_Aim_
Compile every line that includes the word "document".

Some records
________

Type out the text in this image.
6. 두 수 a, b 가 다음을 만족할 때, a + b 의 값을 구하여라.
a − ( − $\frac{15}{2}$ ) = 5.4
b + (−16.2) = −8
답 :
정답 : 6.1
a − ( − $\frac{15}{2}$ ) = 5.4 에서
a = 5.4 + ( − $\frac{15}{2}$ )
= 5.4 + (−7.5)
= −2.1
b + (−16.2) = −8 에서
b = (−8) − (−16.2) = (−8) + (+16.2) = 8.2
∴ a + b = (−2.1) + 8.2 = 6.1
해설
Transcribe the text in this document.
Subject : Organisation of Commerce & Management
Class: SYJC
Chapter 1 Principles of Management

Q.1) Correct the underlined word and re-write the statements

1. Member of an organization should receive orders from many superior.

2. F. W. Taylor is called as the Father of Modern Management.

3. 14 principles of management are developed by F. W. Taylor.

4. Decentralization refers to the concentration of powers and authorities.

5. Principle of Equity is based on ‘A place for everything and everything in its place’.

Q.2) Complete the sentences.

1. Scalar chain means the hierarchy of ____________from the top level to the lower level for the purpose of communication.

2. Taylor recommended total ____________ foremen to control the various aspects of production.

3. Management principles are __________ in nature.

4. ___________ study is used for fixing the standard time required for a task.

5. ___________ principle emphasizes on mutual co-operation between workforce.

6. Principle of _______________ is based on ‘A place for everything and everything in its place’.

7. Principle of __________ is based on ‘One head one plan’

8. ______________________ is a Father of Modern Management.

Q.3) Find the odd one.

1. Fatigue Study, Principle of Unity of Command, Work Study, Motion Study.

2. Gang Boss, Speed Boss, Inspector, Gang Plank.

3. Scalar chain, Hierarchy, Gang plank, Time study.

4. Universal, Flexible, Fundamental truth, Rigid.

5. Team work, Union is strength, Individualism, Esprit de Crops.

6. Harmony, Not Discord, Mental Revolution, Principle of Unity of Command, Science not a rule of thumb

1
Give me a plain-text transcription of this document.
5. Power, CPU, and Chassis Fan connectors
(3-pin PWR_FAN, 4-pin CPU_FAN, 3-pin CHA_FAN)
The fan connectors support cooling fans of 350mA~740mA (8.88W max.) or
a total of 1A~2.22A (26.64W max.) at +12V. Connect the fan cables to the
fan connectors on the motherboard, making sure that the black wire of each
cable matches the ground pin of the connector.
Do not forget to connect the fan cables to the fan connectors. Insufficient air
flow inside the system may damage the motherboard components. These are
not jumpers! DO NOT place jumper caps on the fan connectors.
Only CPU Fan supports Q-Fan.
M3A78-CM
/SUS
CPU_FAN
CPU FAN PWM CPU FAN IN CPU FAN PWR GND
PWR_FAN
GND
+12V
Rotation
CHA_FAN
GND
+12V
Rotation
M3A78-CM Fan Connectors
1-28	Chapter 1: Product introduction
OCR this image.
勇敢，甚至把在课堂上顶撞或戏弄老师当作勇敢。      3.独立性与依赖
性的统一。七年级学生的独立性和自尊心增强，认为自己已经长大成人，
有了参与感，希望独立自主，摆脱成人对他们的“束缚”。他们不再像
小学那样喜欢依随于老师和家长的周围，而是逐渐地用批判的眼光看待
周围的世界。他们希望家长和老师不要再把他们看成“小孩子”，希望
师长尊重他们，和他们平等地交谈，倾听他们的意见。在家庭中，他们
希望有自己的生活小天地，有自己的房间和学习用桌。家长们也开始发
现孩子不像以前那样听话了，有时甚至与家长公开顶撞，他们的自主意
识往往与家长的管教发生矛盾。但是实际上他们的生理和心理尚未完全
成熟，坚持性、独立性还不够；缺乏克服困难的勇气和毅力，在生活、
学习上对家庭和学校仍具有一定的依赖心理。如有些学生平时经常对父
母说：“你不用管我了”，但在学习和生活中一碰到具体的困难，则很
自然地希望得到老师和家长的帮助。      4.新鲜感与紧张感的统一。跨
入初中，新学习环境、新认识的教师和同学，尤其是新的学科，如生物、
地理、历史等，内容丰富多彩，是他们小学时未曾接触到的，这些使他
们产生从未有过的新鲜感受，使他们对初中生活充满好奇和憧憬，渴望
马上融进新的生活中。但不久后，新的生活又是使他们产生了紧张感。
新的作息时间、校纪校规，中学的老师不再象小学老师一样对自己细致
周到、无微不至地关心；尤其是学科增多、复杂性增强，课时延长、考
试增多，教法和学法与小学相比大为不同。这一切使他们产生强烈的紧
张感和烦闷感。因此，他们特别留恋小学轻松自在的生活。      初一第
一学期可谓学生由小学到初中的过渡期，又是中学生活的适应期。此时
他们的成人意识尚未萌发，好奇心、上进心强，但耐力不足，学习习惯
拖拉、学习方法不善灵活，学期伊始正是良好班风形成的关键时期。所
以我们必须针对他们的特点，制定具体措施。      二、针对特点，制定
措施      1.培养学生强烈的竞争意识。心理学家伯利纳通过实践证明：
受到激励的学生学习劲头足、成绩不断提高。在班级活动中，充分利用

________

_Output for this task_
Transcribe the text in this document.
Give me a plain-text transcription of this document.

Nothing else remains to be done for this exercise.